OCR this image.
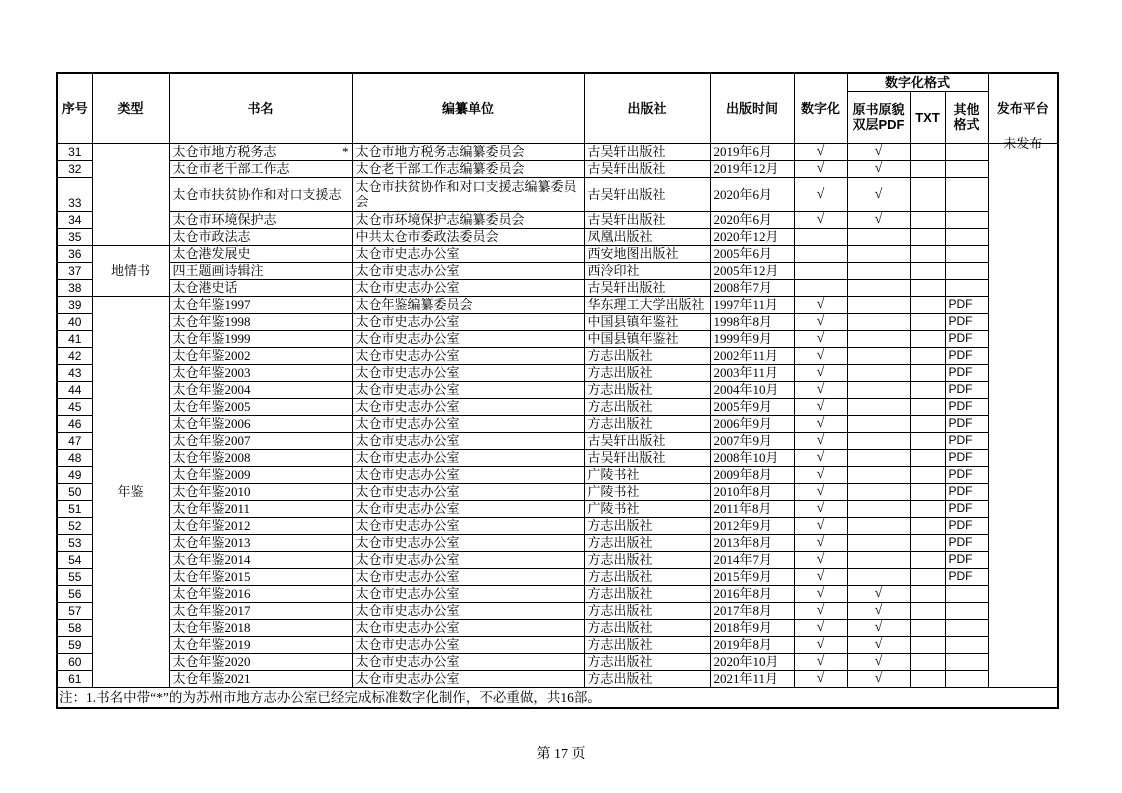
序号	类型	书名	编纂单位	出版社	出版时间	数字化	数字化格式			发布平台
							原书原貌双层PDF	TXT	其他格式	
31		太仓市地方税务志 *	太仓市地方税务志编纂委员会	古吴轩出版社	2019年6月	√	√			未发布

32		太仓市老干部工作志	太仓老干部工作志编纂委员会	古吴轩出版社	2019年12月	√	√			
33		太仓市扶贫协作和对口支援志	太仓市扶贫协作和对口支援志编纂委员会	古吴轩出版社	2020年6月	√	√			
34		太仓市环境保护志	太仓市环境保护志编纂委员会	古吴轩出版社	2020年6月	√	√			
35		太仓市政法志	中共太仓市委政法委员会	凤凰出版社	2020年12月					
36	地情书	太仓港发展史	太仓市史志办公室	西安地图出版社	2005年6月					
37		四王题画诗辑注	太仓市史志办公室	西泠印社	2005年12月					
38		太仓港史话	太仓市史志办公室	古吴轩出版社	2008年7月					
39	年鉴	太仓年鉴1997	太仓年鉴编纂委员会	华东理工大学出版社	1997年11月	√			PDF	
40		太仓年鉴1998	太仓市史志办公室	中国县镇年鉴社	1998年8月	√			PDF	
41		太仓年鉴1999	太仓市史志办公室	中国县镇年鉴社	1999年9月	√			PDF	
42		太仓年鉴2002	太仓市史志办公室	方志出版社	2002年11月	√			PDF	
43		太仓年鉴2003	太仓市史志办公室	方志出版社	2003年11月	√			PDF	
44		太仓年鉴2004	太仓市史志办公室	方志出版社	2004年10月	√			PDF	
45		太仓年鉴2005	太仓市史志办公室	方志出版社	2005年9月	√			PDF	
46		太仓年鉴2006	太仓市史志办公室	方志出版社	2006年9月	√			PDF	
47		太仓年鉴2007	太仓市史志办公室	古吴轩出版社	2007年9月	√			PDF	
48		太仓年鉴2008	太仓市史志办公室	古吴轩出版社	2008年10月	√			PDF	
49		太仓年鉴2009	太仓市史志办公室	广陵书社	2009年8月	√			PDF	
50		太仓年鉴2010	太仓市史志办公室	广陵书社	2010年8月	√			PDF	
51		太仓年鉴2011	太仓市史志办公室	广陵书社	2011年8月	√			PDF	
52		太仓年鉴2012	太仓市史志办公室	方志出版社	2012年9月	√			PDF	
53		太仓年鉴2013	太仓市史志办公室	方志出版社	2013年8月	√			PDF	
54		太仓年鉴2014	太仓市史志办公室	方志出版社	2014年7月	√			PDF	
55		太仓年鉴2015	太仓市史志办公室	方志出版社	2015年9月	√			PDF	
56		太仓年鉴2016	太仓市史志办公室	方志出版社	2016年8月	√	√			
57		太仓年鉴2017	太仓市史志办公室	方志出版社	2017年8月	√	√			
58		太仓年鉴2018	太仓市史志办公室	方志出版社	2018年9月	√	√			
59		太仓年鉴2019	太仓市史志办公室	方志出版社	2019年8月	√	√			
60		太仓年鉴2020	太仓市史志办公室	方志出版社	2020年10月	√	√			
61		太仓年鉴2021	太仓市史志办公室	方志出版社	2021年11月	√	√			
注：1.书名中带“*”的为苏州市地方志办公室已经完成标准数字化制作，不必重做，共16部。										
第 17 页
------------------------------------------------------------------------
§ What is being asked
Output an exact copy of the material, with the pictures removed.

§ Exercise solution
OCR this image.
序号	类型	书名	编纂单位	出版社	出版时间	数字化	数字化格式			发布平台
							原书原貌双层PDF	TXT	其他格式	
31		太仓市地方税务志 *	太仓市地方税务志编纂委员会	古吴轩出版社	2019年6月	√	√			未发布

32		太仓市老干部工作志	太仓老干部工作志编纂委员会	古吴轩出版社	2019年12月	√	√			
33		太仓市扶贫协作和对口支援志	太仓市扶贫协作和对口支援志编纂委员会	古吴轩出版社	2020年6月	√	√			
34		太仓市环境保护志	太仓市环境保护志编纂委员会	古吴轩出版社	2020年6月	√	√			
35		太仓市政法志	中共太仓市委政法委员会	凤凰出版社	2020年12月					
36	地情书	太仓港发展史	太仓市史志办公室	西安地图出版社	2005年6月					
37		四王题画诗辑注	太仓市史志办公室	西泠印社	2005年12月					
38		太仓港史话	太仓市史志办公室	古吴轩出版社	2008年7月					
39	年鉴	太仓年鉴1997	太仓年鉴编纂委员会	华东理工大学出版社	1997年11月	√			PDF	
40		太仓年鉴1998	太仓市史志办公室	中国县镇年鉴社	1998年8月	√			PDF	
41		太仓年鉴1999	太仓市史志办公室	中国县镇年鉴社	1999年9月	√			PDF	
42		太仓年鉴2002	太仓市史志办公室	方志出版社	2002年11月	√			PDF	
43		太仓年鉴2003	太仓市史志办公室	方志出版社	2003年11月	√			PDF	
44		太仓年鉴2004	太仓市史志办公室	方志出版社	2004年10月	√			PDF	
45		太仓年鉴2005	太仓市史志办公室	方志出版社	2005年9月	√			PDF	
46		太仓年鉴2006	太仓市史志办公室	方志出版社	2006年9月	√			PDF	
47		太仓年鉴2007	太仓市史志办公室	古吴轩出版社	2007年9月	√			PDF	
48		太仓年鉴2008	太仓市史志办公室	古吴轩出版社	2008年10月	√			PDF	
49		太仓年鉴2009	太仓市史志办公室	广陵书社	2009年8月	√			PDF	
50		太仓年鉴2010	太仓市史志办公室	广陵书社	2010年8月	√			PDF	
51		太仓年鉴2011	太仓市史志办公室	广陵书社	2011年8月	√			PDF	
52		太仓年鉴2012	太仓市史志办公室	方志出版社	2012年9月	√			PDF	
53		太仓年鉴2013	太仓市史志办公室	方志出版社	2013年8月	√			PDF	
54		太仓年鉴2014	太仓市史志办公室	方志出版社	2014年7月	√			PDF	
55		太仓年鉴2015	太仓市史志办公室	方志出版社	2015年9月	√			PDF	
56		太仓年鉴2016	太仓市史志办公室	方志出版社	2016年8月	√	√			
57		太仓年鉴2017	太仓市史志办公室	方志出版社	2017年8月	√	√			
58		太仓年鉴2018	太仓市史志办公室	方志出版社	2018年9月	√	√			
59		太仓年鉴2019	太仓市史志办公室	方志出版社	2019年8月	√	√			
60		太仓年鉴2020	太仓市史志办公室	方志出版社	2020年10月	√	√			
61		太仓年鉴2021	太仓市史志办公室	方志出版社	2021年11月	√	√			
注：1.书名中带“*”的为苏州市地方志办公室已经完成标准数字化制作，不必重做，共16部。										
第 17 页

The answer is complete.